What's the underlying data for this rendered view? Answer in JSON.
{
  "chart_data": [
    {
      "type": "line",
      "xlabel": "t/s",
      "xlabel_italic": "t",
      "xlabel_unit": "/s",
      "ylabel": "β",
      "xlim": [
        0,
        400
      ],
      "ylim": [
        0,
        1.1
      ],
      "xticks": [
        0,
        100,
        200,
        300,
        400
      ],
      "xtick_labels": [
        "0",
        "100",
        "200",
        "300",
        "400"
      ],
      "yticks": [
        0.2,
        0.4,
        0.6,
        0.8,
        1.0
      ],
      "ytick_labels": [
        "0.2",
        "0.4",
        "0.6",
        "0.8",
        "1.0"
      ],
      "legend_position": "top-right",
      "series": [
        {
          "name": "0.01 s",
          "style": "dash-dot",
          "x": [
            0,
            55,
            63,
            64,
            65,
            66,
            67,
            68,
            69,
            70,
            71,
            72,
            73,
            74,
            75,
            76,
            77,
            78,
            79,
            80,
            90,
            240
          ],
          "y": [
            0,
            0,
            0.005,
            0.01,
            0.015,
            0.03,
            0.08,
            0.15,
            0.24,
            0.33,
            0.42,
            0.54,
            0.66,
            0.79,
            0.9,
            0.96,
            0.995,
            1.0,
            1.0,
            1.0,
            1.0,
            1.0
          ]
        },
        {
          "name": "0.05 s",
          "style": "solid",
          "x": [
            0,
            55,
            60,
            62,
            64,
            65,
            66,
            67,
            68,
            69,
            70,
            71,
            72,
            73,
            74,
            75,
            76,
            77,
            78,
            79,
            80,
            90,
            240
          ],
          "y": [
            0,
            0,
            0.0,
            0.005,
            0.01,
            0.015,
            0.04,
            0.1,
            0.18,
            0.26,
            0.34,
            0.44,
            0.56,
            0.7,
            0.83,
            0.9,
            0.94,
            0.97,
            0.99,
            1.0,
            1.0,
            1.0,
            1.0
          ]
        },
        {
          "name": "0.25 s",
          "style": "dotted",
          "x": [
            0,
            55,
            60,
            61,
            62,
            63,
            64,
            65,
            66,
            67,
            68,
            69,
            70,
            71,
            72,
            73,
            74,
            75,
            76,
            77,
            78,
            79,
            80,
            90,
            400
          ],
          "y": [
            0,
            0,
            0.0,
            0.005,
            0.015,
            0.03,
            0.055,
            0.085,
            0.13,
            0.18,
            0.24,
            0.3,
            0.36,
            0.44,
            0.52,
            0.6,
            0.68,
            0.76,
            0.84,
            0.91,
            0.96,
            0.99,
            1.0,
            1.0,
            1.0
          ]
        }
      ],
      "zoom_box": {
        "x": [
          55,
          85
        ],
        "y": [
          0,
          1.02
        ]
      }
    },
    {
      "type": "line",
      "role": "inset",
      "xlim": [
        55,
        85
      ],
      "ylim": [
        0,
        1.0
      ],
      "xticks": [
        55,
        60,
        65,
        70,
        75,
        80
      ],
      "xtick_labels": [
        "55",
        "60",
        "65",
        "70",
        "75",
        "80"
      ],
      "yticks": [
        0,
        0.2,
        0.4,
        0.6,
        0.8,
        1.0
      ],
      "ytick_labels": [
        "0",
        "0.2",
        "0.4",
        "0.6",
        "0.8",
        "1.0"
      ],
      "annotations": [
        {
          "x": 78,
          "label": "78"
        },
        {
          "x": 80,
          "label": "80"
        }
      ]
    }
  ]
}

--------------------

__Short task__.
Quote the data above in full, changing nothing.

__Task result__.
What's the underlying data for this rendered view? Answer in JSON.
{
  "chart_data": [
    {
      "type": "line",
      "xlabel": "t/s",
      "xlabel_italic": "t",
      "xlabel_unit": "/s",
      "ylabel": "β",
      "xlim": [
        0,
        400
      ],
      "ylim": [
        0,
        1.1
      ],
      "xticks": [
        0,
        100,
        200,
        300,
        400
      ],
      "xtick_labels": [
        "0",
        "100",
        "200",
        "300",
        "400"
      ],
      "yticks": [
        0.2,
        0.4,
        0.6,
        0.8,
        1.0
      ],
      "ytick_labels": [
        "0.2",
        "0.4",
        "0.6",
        "0.8",
        "1.0"
      ],
      "legend_position": "top-right",
      "series": [
        {
          "name": "0.01 s",
          "style": "dash-dot",
          "x": [
            0,
            55,
            63,
            64,
            65,
            66,
            67,
            68,
            69,
            70,
            71,
            72,
            73,
            74,
            75,
            76,
            77,
            78,
            79,
            80,
            90,
            240
          ],
          "y": [
            0,
            0,
            0.005,
            0.01,
            0.015,
            0.03,
            0.08,
            0.15,
            0.24,
            0.33,
            0.42,
            0.54,
            0.66,
            0.79,
            0.9,
            0.96,
            0.995,
            1.0,
            1.0,
            1.0,
            1.0,
            1.0
          ]
        },
        {
          "name": "0.05 s",
          "style": "solid",
          "x": [
            0,
            55,
            60,
            62,
            64,
            65,
            66,
            67,
            68,
            69,
            70,
            71,
            72,
            73,
            74,
            75,
            76,
            77,
            78,
            79,
            80,
            90,
            240
          ],
          "y": [
            0,
            0,
            0.0,
            0.005,
            0.01,
            0.015,
            0.04,
            0.1,
            0.18,
            0.26,
            0.34,
            0.44,
            0.56,
            0.7,
            0.83,
            0.9,
            0.94,
            0.97,
            0.99,
            1.0,
            1.0,
            1.0,
            1.0
          ]
        },
        {
          "name": "0.25 s",
          "style": "dotted",
          "x": [
            0,
            55,
            60,
            61,
            62,
            63,
            64,
            65,
            66,
            67,
            68,
            69,
            70,
            71,
            72,
            73,
            74,
            75,
            76,
            77,
            78,
            79,
            80,
            90,
            400
          ],
          "y": [
            0,
            0,
            0.0,
            0.005,
            0.015,
            0.03,
            0.055,
            0.085,
            0.13,
            0.18,
            0.24,
            0.3,
            0.36,
            0.44,
            0.52,
            0.6,
            0.68,
            0.76,
            0.84,
            0.91,
            0.96,
            0.99,
            1.0,
            1.0,
            1.0
          ]
        }
      ],
      "zoom_box": {
        "x": [
          55,
          85
        ],
        "y": [
          0,
          1.02
        ]
      }
    },
    {
      "type": "line",
      "role": "inset",
      "xlim": [
        55,
        85
      ],
      "ylim": [
        0,
        1.0
      ],
      "xticks": [
        55,
        60,
        65,
        70,
        75,
        80
      ],
      "xtick_labels": [
        "55",
        "60",
        "65",
        "70",
        "75",
        "80"
      ],
      "yticks": [
        0,
        0.2,
        0.4,
        0.6,
        0.8,
        1.0
      ],
      "ytick_labels": [
        "0",
        "0.2",
        "0.4",
        "0.6",
        "0.8",
        "1.0"
      ],
      "annotations": [
        {
          "x": 78,
          "label": "78"
        },
        {
          "x": 80,
          "label": "80"
        }
      ]
    }
  ]
}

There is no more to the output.